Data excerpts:
/---
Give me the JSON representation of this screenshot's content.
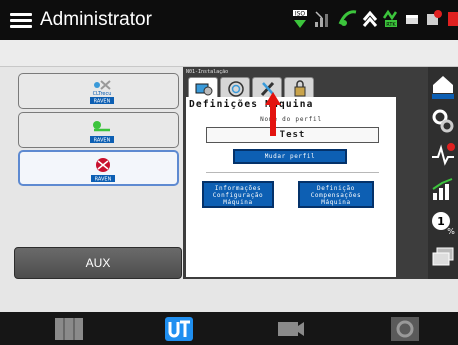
{
  "header": {
    "title": "Administrator",
    "status_icons": [
      "iso-badge-icon",
      "signal-icon",
      "gps-icon",
      "chevron-up-icon",
      "rtk-badge-icon",
      "window-icon",
      "alert-icon"
    ]
  },
  "left_panel": {
    "items": [
      {
        "name": "CLTrecu",
        "brand": "RAVEN"
      },
      {
        "name": "boom-implement",
        "brand": "RAVEN"
      },
      {
        "name": "field-computer",
        "brand": "RAVEN"
      }
    ],
    "aux_label": "AUX"
  },
  "vt": {
    "caption": "N01-Instalação",
    "tabs": [
      "machine-setup-icon",
      "target-icon",
      "wrench-screwdriver-icon",
      "lock-icon"
    ],
    "page_title": "Definições Máquina",
    "profile_label": "Nome do perfil",
    "profile_value": "Test",
    "change_profile_button": "Mudar perfil",
    "info_button": [
      "Informações",
      "Configuração",
      "Máquina"
    ],
    "comp_button": [
      "Definição",
      "Compensações",
      "Máquina"
    ]
  },
  "right_strip": {
    "icons": [
      "raven-home-icon",
      "gears-icon",
      "diagnostics-icon",
      "chart-icon",
      "number-percent-icon",
      "screens-icon"
    ]
  },
  "bottom_bar": {
    "icons": [
      "map-icon",
      "ut-icon",
      "camera-icon",
      "settings-gear-icon"
    ],
    "active": "ut-icon"
  },
  "colors": {
    "accent_blue": "#0d5fb3",
    "highlight_arrow": "#e3130f",
    "ut_blue": "#1f8ff0"
  }
}
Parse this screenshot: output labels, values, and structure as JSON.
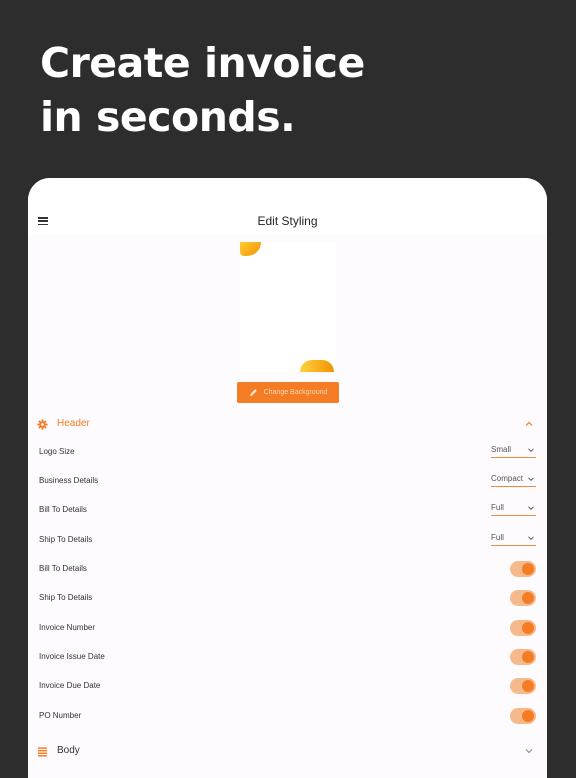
{
  "headline": {
    "line1": "Create invoice",
    "line2": "in seconds."
  },
  "topbar": {
    "title": "Edit Styling",
    "menu_icon": "hamburger-menu-icon"
  },
  "preview": {
    "button_label": "Change Background",
    "button_icon": "pencil-icon"
  },
  "colors": {
    "accent": "#f47c24",
    "toggle_track": "#f6b98c",
    "background": "#2d2d2d",
    "panel": "#fdfbfd"
  },
  "header_section": {
    "title": "Header",
    "icon": "gear-icon",
    "expanded": true,
    "selects": [
      {
        "label": "Logo Size",
        "value": "Small"
      },
      {
        "label": "Business Details",
        "value": "Compact"
      },
      {
        "label": "Bill To Details",
        "value": "Full"
      },
      {
        "label": "Ship To Details",
        "value": "Full"
      }
    ],
    "toggles": [
      {
        "label": "Bill To Details",
        "on": true
      },
      {
        "label": "Ship To Details",
        "on": true
      },
      {
        "label": "Invoice Number",
        "on": true
      },
      {
        "label": "Invoice Issue Date",
        "on": true
      },
      {
        "label": "Invoice Due Date",
        "on": true
      },
      {
        "label": "PO Number",
        "on": true
      }
    ]
  },
  "body_section": {
    "title": "Body",
    "icon": "list-icon",
    "expanded": false
  }
}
\---
_What is needed_:
Extract each line from the listing that holds the word "screenshot".

_Response_:
Give me the JSON representation of this screenshot's content.
Parse this screenshot: output labels, values, and structure as JSON.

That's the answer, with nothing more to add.